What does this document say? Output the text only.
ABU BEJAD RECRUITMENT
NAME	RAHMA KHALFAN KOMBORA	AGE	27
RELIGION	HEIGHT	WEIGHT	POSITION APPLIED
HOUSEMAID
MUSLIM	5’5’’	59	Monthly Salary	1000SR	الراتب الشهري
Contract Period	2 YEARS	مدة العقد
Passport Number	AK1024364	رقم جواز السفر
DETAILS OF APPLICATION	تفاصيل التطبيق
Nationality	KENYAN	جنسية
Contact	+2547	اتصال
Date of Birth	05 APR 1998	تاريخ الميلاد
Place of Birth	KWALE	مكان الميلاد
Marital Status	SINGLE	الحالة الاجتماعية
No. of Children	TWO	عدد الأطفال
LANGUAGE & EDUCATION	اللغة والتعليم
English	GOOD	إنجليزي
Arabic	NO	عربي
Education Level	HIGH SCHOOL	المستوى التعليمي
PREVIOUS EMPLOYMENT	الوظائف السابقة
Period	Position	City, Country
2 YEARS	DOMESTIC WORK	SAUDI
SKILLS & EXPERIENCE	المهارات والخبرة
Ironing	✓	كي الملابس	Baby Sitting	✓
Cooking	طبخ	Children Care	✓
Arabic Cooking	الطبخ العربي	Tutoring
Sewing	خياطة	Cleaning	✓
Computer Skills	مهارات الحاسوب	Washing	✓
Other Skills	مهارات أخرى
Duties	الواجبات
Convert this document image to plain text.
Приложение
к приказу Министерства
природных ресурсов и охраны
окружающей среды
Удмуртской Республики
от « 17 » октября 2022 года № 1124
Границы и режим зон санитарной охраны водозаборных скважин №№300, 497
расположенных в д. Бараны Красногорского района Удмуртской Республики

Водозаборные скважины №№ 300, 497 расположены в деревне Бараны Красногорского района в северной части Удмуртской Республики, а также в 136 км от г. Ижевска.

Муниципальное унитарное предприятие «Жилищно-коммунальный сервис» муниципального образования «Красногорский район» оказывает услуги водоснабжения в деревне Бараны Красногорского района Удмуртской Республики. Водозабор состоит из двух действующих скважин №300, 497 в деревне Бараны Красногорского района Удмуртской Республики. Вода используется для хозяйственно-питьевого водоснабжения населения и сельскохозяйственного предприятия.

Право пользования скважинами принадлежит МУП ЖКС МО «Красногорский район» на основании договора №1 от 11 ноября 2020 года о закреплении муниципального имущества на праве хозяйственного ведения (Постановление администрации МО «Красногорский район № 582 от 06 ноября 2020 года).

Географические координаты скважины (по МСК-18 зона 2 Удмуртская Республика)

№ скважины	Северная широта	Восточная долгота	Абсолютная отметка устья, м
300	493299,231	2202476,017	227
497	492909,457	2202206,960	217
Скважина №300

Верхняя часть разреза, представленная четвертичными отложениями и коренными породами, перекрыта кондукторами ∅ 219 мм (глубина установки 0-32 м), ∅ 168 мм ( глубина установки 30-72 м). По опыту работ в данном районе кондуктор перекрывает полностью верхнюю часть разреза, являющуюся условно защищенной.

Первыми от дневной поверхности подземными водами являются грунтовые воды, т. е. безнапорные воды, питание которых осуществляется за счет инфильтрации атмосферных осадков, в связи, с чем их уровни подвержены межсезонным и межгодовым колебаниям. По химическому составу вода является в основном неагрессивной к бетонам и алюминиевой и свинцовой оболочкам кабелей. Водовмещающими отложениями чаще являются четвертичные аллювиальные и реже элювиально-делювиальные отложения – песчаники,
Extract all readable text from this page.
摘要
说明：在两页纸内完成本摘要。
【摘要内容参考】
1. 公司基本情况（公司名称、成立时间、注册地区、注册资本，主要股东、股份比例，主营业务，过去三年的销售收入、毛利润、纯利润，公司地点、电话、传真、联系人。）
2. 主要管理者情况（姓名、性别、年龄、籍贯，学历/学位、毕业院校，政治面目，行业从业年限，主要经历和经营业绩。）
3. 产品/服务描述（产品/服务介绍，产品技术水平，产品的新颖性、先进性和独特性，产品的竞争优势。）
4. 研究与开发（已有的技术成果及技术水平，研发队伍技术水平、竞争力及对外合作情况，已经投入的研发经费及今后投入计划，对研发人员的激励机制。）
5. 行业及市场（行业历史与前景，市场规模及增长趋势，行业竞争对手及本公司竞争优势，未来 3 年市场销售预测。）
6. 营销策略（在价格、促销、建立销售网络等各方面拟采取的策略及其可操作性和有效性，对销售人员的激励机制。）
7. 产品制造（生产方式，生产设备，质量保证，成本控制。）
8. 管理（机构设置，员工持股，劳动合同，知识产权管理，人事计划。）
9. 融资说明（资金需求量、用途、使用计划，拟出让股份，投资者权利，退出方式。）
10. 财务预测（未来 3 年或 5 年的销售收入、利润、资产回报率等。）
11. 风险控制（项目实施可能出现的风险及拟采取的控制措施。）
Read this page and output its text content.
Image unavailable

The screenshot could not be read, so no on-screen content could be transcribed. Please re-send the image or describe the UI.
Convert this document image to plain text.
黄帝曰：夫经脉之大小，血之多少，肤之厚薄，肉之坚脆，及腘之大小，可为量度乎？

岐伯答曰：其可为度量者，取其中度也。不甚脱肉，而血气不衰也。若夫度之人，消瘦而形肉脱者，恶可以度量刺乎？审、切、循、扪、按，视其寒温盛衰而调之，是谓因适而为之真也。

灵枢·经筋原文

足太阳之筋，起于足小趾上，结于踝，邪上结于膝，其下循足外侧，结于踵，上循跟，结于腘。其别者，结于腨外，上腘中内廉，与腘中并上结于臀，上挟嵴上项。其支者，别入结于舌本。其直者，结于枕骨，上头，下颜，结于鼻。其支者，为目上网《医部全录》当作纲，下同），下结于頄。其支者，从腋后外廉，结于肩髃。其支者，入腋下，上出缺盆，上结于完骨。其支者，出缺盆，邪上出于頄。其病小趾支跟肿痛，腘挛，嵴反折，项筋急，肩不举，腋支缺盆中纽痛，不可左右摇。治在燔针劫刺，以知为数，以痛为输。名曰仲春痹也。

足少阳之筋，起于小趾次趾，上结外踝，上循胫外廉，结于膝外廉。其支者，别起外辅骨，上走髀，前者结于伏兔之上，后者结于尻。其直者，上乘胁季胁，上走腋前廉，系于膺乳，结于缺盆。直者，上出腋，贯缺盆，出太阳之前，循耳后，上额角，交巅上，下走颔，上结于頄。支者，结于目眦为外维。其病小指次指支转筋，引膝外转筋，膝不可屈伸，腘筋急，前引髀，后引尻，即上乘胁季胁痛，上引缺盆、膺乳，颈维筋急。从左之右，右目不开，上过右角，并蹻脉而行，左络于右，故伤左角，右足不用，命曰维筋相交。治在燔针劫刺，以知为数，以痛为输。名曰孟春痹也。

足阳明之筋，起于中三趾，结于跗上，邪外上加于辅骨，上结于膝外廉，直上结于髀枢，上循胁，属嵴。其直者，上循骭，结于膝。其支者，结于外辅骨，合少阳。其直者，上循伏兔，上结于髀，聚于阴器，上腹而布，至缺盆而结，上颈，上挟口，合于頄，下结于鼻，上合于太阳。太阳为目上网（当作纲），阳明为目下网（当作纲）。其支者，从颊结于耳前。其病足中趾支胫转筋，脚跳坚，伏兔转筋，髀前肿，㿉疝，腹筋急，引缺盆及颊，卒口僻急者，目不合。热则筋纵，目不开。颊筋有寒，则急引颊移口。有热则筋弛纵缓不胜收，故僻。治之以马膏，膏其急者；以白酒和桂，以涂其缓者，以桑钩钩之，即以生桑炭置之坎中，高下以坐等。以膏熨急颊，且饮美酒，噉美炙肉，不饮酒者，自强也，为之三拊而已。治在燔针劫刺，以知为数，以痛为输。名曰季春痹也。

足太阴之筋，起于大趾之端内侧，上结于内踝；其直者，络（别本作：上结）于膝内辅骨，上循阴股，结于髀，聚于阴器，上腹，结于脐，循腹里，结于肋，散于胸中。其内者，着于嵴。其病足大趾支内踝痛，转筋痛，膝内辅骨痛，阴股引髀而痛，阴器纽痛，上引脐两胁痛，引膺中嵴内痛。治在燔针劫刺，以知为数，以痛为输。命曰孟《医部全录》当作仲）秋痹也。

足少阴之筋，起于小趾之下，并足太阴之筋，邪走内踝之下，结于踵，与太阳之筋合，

-----

Read the entries and pick out all lines that include the word "this".

What does this document say? Output the text only.
Convert this document image to plain text.
Extract all readable text from this page.
Read this page and output its text content.
Convert this document image to plain text.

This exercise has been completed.